What needs to be done
Repeat the lines that follow, leaving nothing out.

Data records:
+ + + +

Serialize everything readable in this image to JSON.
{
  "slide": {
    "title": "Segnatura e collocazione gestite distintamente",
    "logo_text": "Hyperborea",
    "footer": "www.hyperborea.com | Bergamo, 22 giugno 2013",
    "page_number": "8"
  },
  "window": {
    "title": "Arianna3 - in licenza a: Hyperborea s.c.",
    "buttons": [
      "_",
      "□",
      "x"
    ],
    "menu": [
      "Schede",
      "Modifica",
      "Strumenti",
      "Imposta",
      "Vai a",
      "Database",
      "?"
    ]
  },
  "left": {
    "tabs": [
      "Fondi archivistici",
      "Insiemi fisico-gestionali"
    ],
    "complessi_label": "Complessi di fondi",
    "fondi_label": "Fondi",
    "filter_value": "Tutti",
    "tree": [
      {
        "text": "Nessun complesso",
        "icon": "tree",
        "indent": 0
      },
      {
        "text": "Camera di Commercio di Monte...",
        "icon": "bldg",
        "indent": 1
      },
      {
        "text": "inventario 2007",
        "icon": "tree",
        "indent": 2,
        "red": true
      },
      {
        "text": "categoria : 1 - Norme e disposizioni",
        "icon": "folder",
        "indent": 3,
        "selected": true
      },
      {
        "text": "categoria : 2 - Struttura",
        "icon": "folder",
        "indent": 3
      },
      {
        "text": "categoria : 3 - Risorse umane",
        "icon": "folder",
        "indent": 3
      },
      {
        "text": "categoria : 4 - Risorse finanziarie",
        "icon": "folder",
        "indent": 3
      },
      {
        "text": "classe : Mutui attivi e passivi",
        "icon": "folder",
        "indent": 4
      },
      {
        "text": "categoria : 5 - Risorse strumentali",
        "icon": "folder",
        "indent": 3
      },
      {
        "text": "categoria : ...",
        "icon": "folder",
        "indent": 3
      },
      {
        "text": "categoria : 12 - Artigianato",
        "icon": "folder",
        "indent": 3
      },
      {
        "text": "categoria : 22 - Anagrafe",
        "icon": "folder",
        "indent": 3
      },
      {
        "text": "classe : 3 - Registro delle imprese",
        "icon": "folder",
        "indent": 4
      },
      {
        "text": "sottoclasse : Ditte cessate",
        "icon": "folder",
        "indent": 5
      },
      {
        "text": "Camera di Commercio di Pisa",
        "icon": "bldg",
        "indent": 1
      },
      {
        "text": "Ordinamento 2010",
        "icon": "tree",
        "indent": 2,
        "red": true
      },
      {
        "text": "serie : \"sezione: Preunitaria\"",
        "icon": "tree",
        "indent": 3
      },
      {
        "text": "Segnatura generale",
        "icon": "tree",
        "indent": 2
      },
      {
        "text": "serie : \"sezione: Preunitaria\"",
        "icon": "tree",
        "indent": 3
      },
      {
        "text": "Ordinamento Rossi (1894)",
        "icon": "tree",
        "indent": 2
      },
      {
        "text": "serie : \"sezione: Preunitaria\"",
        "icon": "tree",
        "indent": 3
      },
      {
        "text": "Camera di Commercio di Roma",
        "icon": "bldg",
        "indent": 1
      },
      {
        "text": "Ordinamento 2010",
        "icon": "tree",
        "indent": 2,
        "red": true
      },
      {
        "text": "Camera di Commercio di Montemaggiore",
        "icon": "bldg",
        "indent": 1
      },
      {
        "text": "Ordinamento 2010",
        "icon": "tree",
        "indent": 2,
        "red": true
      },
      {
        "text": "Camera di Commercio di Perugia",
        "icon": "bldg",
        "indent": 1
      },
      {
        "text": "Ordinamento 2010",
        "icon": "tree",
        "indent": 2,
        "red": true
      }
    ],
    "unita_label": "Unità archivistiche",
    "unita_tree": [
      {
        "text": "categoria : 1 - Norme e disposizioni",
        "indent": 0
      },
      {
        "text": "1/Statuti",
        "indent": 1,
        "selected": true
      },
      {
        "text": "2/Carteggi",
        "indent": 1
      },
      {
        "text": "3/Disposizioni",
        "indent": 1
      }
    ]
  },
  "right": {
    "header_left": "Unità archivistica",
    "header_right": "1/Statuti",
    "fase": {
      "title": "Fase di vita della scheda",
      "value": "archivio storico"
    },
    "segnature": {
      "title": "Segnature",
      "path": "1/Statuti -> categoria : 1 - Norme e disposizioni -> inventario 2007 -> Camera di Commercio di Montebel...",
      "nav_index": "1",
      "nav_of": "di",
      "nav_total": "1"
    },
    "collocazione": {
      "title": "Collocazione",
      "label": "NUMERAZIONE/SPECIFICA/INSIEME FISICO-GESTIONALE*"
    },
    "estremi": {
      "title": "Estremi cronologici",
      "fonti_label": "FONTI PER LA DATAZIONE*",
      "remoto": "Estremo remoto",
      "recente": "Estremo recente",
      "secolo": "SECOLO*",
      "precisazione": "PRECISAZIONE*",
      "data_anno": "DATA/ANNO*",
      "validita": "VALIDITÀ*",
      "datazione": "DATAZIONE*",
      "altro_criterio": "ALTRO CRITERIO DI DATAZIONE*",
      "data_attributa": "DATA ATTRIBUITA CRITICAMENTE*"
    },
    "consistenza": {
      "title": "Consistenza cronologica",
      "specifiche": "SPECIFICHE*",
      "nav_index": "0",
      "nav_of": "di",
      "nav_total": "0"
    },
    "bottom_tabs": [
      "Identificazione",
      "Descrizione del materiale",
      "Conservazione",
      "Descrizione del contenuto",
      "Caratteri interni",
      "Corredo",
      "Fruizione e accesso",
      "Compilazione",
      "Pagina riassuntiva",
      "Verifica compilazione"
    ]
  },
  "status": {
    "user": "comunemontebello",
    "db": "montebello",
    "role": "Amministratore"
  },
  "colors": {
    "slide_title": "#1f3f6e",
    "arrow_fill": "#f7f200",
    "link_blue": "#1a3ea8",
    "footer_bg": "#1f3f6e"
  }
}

+ + + +

Final result
Serialize everything readable in this image to JSON.
{
  "slide": {
    "title": "Segnatura e collocazione gestite distintamente",
    "logo_text": "Hyperborea",
    "footer": "www.hyperborea.com | Bergamo, 22 giugno 2013",
    "page_number": "8"
  },
  "window": {
    "title": "Arianna3 - in licenza a: Hyperborea s.c.",
    "buttons": [
      "_",
      "□",
      "x"
    ],
    "menu": [
      "Schede",
      "Modifica",
      "Strumenti",
      "Imposta",
      "Vai a",
      "Database",
      "?"
    ]
  },
  "left": {
    "tabs": [
      "Fondi archivistici",
      "Insiemi fisico-gestionali"
    ],
    "complessi_label": "Complessi di fondi",
    "fondi_label": "Fondi",
    "filter_value": "Tutti",
    "tree": [
      {
        "text": "Nessun complesso",
        "icon": "tree",
        "indent": 0
      },
      {
        "text": "Camera di Commercio di Monte...",
        "icon": "bldg",
        "indent": 1
      },
      {
        "text": "inventario 2007",
        "icon": "tree",
        "indent": 2,
        "red": true
      },
      {
        "text": "categoria : 1 - Norme e disposizioni",
        "icon": "folder",
        "indent": 3,
        "selected": true
      },
      {
        "text": "categoria : 2 - Struttura",
        "icon": "folder",
        "indent": 3
      },
      {
        "text": "categoria : 3 - Risorse umane",
        "icon": "folder",
        "indent": 3
      },
      {
        "text": "categoria : 4 - Risorse finanziarie",
        "icon": "folder",
        "indent": 3
      },
      {
        "text": "classe : Mutui attivi e passivi",
        "icon": "folder",
        "indent": 4
      },
      {
        "text": "categoria : 5 - Risorse strumentali",
        "icon": "folder",
        "indent": 3
      },
      {
        "text": "categoria : ...",
        "icon": "folder",
        "indent": 3
      },
      {
        "text": "categoria : 12 - Artigianato",
        "icon": "folder",
        "indent": 3
      },
      {
        "text": "categoria : 22 - Anagrafe",
        "icon": "folder",
        "indent": 3
      },
      {
        "text": "classe : 3 - Registro delle imprese",
        "icon": "folder",
        "indent": 4
      },
      {
        "text": "sottoclasse : Ditte cessate",
        "icon": "folder",
        "indent": 5
      },
      {
        "text": "Camera di Commercio di Pisa",
        "icon": "bldg",
        "indent": 1
      },
      {
        "text": "Ordinamento 2010",
        "icon": "tree",
        "indent": 2,
        "red": true
      },
      {
        "text": "serie : \"sezione: Preunitaria\"",
        "icon": "tree",
        "indent": 3
      },
      {
        "text": "Segnatura generale",
        "icon": "tree",
        "indent": 2
      },
      {
        "text": "serie : \"sezione: Preunitaria\"",
        "icon": "tree",
        "indent": 3
      },
      {
        "text": "Ordinamento Rossi (1894)",
        "icon": "tree",
        "indent": 2
      },
      {
        "text": "serie : \"sezione: Preunitaria\"",
        "icon": "tree",
        "indent": 3
      },
      {
        "text": "Camera di Commercio di Roma",
        "icon": "bldg",
        "indent": 1
      },
      {
        "text": "Ordinamento 2010",
        "icon": "tree",
        "indent": 2,
        "red": true
      },
      {
        "text": "Camera di Commercio di Montemaggiore",
        "icon": "bldg",
        "indent": 1
      },
      {
        "text": "Ordinamento 2010",
        "icon": "tree",
        "indent": 2,
        "red": true
      },
      {
        "text": "Camera di Commercio di Perugia",
        "icon": "bldg",
        "indent": 1
      },
      {
        "text": "Ordinamento 2010",
        "icon": "tree",
        "indent": 2,
        "red": true
      }
    ],
    "unita_label": "Unità archivistiche",
    "unita_tree": [
      {
        "text": "categoria : 1 - Norme e disposizioni",
        "indent": 0
      },
      {
        "text": "1/Statuti",
        "indent": 1,
        "selected": true
      },
      {
        "text": "2/Carteggi",
        "indent": 1
      },
      {
        "text": "3/Disposizioni",
        "indent": 1
      }
    ]
  },
  "right": {
    "header_left": "Unità archivistica",
    "header_right": "1/Statuti",
    "fase": {
      "title": "Fase di vita della scheda",
      "value": "archivio storico"
    },
    "segnature": {
      "title": "Segnature",
      "path": "1/Statuti -> categoria : 1 - Norme e disposizioni -> inventario 2007 -> Camera di Commercio di Montebel...",
      "nav_index": "1",
      "nav_of": "di",
      "nav_total": "1"
    },
    "collocazione": {
      "title": "Collocazione",
      "label": "NUMERAZIONE/SPECIFICA/INSIEME FISICO-GESTIONALE*"
    },
    "estremi": {
      "title": "Estremi cronologici",
      "fonti_label": "FONTI PER LA DATAZIONE*",
      "remoto": "Estremo remoto",
      "recente": "Estremo recente",
      "secolo": "SECOLO*",
      "precisazione": "PRECISAZIONE*",
      "data_anno": "DATA/ANNO*",
      "validita": "VALIDITÀ*",
      "datazione": "DATAZIONE*",
      "altro_criterio": "ALTRO CRITERIO DI DATAZIONE*",
      "data_attributa": "DATA ATTRIBUITA CRITICAMENTE*"
    },
    "consistenza": {
      "title": "Consistenza cronologica",
      "specifiche": "SPECIFICHE*",
      "nav_index": "0",
      "nav_of": "di",
      "nav_total": "0"
    },
    "bottom_tabs": [
      "Identificazione",
      "Descrizione del materiale",
      "Conservazione",
      "Descrizione del contenuto",
      "Caratteri interni",
      "Corredo",
      "Fruizione e accesso",
      "Compilazione",
      "Pagina riassuntiva",
      "Verifica compilazione"
    ]
  },
  "status": {
    "user": "comunemontebello",
    "db": "montebello",
    "role": "Amministratore"
  },
  "colors": {
    "slide_title": "#1f3f6e",
    "arrow_fill": "#f7f200",
    "link_blue": "#1a3ea8",
    "footer_bg": "#1f3f6e"
  }
}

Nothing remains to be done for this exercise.